§ **To be done**: Work out how many lines of the records contain "trình". Answer with the number and nothing else.

** start of Information provided **

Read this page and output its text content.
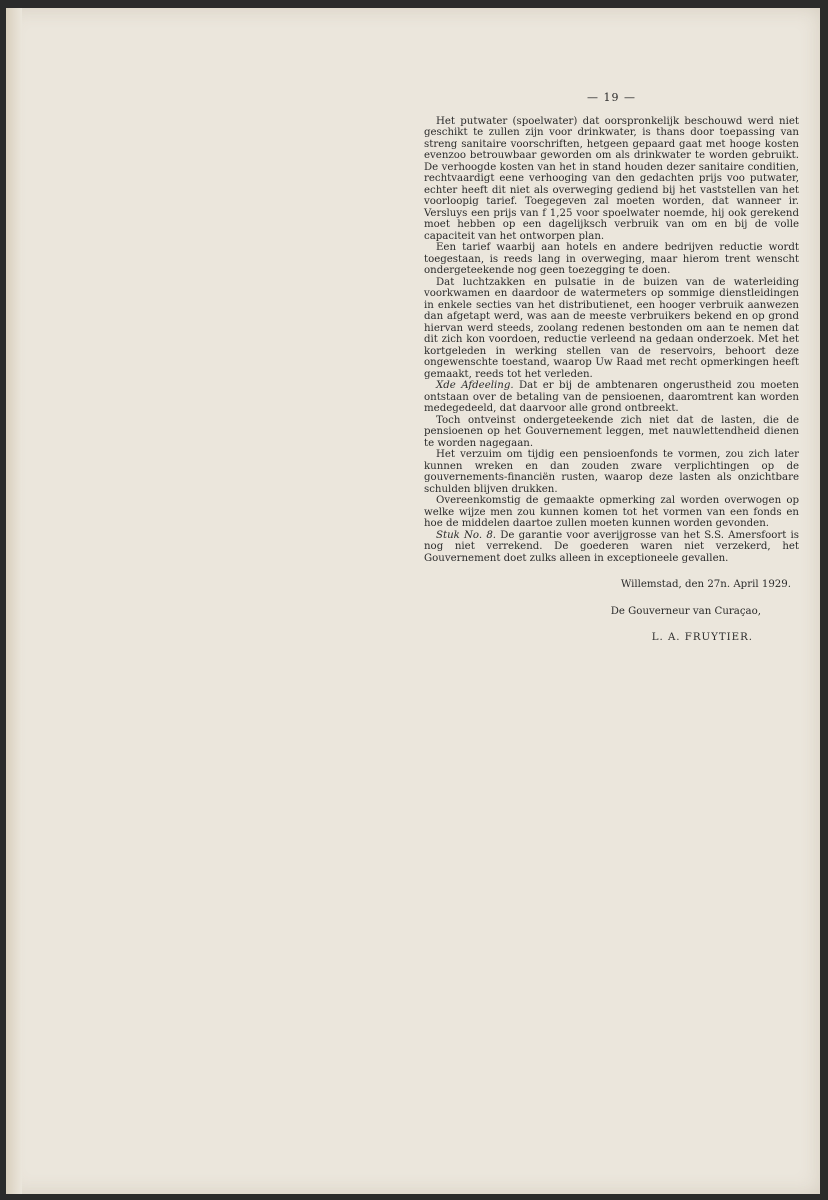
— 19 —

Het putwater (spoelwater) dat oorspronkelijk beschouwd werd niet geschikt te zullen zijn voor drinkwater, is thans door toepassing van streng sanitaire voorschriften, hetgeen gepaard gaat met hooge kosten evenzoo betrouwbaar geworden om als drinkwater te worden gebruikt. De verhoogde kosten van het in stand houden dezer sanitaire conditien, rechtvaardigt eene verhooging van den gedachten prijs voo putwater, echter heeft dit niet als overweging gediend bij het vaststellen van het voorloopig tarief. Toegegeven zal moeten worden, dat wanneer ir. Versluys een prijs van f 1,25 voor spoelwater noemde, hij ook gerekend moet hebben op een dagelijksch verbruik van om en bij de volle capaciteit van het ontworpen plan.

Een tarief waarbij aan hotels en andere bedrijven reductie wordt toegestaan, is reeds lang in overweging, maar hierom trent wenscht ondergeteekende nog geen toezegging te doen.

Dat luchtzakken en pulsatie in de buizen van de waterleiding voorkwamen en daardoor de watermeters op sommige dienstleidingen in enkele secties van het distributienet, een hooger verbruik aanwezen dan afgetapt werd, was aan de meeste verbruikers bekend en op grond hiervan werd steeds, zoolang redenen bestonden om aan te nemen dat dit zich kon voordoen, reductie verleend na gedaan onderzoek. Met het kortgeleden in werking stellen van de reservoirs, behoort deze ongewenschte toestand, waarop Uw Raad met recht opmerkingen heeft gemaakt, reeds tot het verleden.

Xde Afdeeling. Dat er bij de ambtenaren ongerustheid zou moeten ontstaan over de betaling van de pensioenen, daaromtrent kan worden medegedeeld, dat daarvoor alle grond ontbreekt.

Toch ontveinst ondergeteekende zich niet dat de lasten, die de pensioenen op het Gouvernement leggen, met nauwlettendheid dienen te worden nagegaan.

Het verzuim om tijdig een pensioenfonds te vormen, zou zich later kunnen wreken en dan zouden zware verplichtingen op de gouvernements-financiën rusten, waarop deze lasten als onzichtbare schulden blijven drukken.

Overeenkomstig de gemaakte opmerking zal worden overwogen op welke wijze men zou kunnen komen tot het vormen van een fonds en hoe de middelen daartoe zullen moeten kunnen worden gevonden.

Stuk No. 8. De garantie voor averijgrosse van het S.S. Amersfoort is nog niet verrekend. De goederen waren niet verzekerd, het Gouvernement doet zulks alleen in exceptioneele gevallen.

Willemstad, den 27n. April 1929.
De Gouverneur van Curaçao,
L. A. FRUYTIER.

** end of Information provided **
** start of Information provided **

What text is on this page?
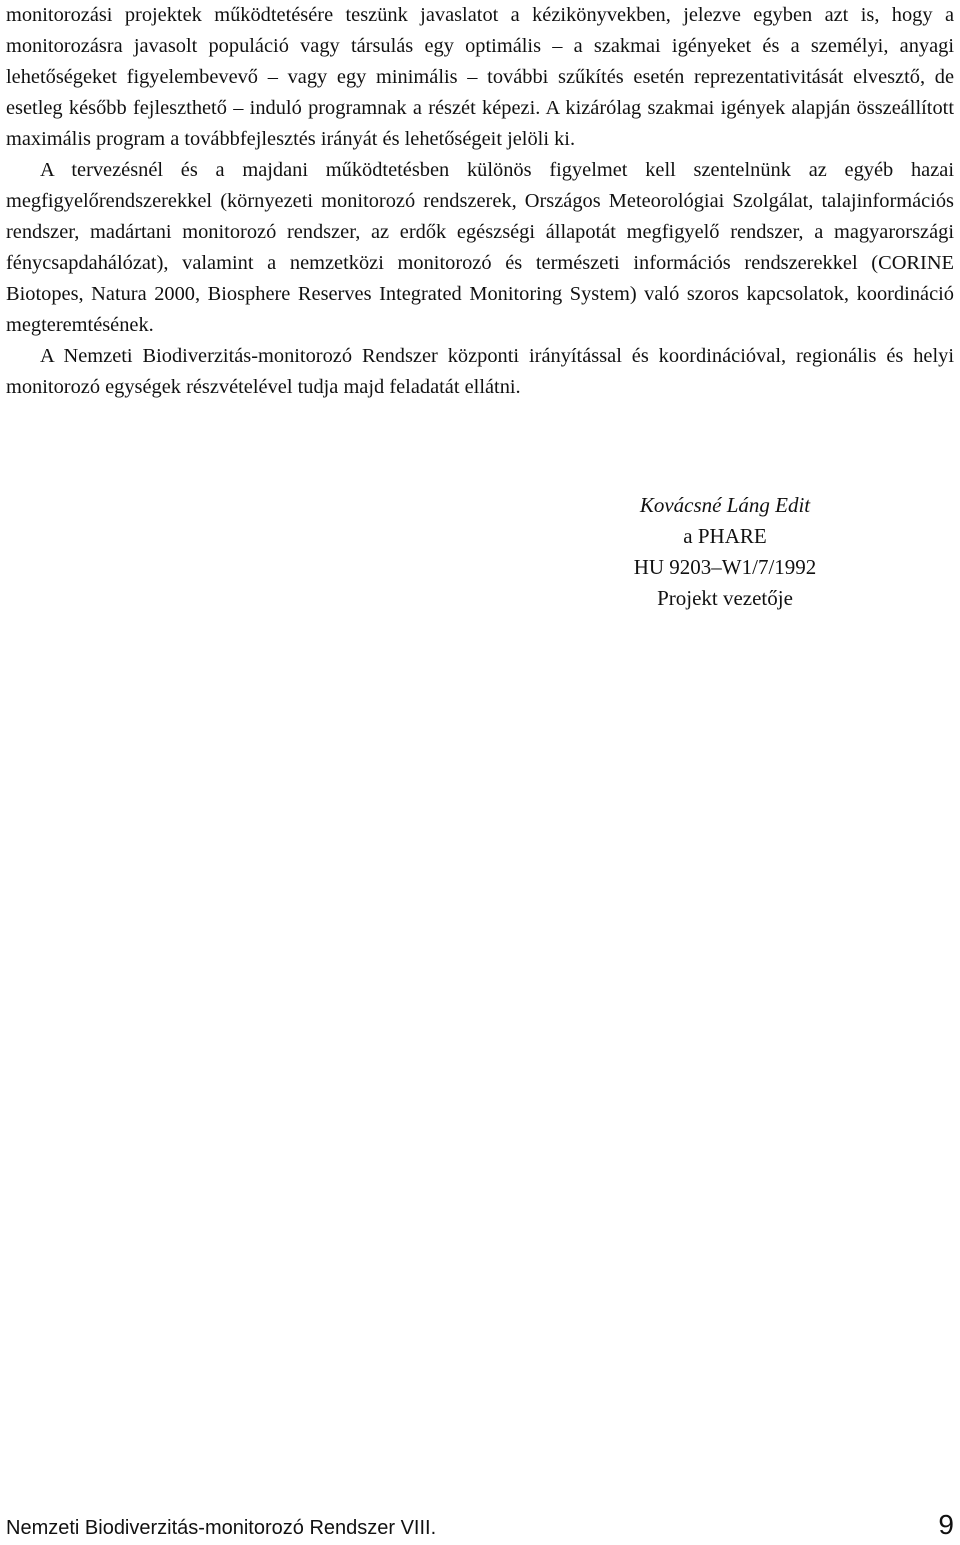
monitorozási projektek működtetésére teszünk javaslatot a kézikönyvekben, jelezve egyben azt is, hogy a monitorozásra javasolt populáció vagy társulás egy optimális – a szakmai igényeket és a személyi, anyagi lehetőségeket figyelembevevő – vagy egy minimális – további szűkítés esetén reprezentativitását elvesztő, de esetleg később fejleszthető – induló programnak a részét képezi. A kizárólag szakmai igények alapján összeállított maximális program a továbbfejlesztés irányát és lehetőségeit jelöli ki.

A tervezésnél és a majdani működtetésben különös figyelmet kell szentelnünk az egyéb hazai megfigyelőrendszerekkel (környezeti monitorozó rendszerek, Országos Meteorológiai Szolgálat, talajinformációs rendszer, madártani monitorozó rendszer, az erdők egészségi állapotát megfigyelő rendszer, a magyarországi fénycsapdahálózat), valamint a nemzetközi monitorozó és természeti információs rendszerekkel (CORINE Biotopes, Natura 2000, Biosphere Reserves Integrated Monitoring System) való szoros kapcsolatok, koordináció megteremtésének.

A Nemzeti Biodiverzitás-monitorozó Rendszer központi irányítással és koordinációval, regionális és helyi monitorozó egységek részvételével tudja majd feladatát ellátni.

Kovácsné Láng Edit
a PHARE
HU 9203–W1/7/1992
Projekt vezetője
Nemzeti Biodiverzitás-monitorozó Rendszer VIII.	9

** end of Information provided **
** start of Information provided **

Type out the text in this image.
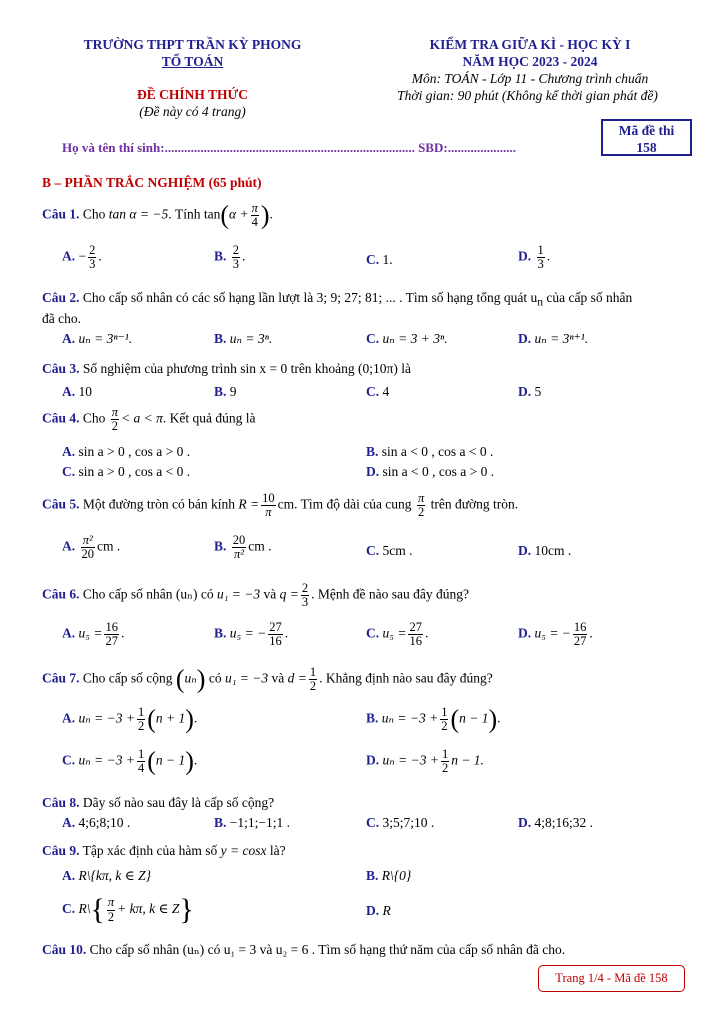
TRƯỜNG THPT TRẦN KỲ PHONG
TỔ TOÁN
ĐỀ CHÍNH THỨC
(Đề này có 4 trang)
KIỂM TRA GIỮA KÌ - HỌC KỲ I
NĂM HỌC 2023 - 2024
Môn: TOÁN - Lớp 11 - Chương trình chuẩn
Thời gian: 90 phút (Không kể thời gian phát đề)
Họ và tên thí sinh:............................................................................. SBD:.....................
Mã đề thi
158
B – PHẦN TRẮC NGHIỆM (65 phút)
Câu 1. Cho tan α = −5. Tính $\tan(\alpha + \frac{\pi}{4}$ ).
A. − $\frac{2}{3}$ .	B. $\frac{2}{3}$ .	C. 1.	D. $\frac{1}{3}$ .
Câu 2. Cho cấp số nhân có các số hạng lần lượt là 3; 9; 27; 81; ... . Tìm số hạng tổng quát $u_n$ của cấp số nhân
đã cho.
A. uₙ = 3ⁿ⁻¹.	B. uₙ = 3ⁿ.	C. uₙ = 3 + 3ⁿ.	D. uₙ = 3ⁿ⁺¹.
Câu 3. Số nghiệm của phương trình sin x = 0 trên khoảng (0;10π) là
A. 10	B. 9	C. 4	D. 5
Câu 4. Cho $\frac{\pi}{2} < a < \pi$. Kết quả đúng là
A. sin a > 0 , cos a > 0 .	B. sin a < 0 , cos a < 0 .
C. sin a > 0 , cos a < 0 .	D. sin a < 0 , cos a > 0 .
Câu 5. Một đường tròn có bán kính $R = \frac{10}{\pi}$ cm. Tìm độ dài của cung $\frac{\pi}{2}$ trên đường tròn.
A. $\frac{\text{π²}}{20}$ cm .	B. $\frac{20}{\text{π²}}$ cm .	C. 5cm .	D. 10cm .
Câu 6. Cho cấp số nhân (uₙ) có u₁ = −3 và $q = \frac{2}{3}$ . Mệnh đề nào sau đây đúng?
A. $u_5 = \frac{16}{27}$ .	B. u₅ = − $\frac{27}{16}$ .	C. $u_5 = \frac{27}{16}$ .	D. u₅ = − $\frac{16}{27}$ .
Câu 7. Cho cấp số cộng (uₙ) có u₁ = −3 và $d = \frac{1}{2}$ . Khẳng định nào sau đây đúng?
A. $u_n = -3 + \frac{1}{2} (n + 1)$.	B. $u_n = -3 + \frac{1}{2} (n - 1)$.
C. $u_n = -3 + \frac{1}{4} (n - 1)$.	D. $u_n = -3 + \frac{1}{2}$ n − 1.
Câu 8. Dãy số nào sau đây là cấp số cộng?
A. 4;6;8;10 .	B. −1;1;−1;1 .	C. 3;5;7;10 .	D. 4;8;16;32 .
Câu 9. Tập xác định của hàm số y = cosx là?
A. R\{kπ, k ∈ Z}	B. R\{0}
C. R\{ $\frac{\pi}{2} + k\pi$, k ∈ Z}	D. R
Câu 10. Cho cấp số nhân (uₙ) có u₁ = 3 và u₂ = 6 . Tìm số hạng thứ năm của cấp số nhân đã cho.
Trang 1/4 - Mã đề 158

** end of Information provided **

§ **Solution to this exercise**: 2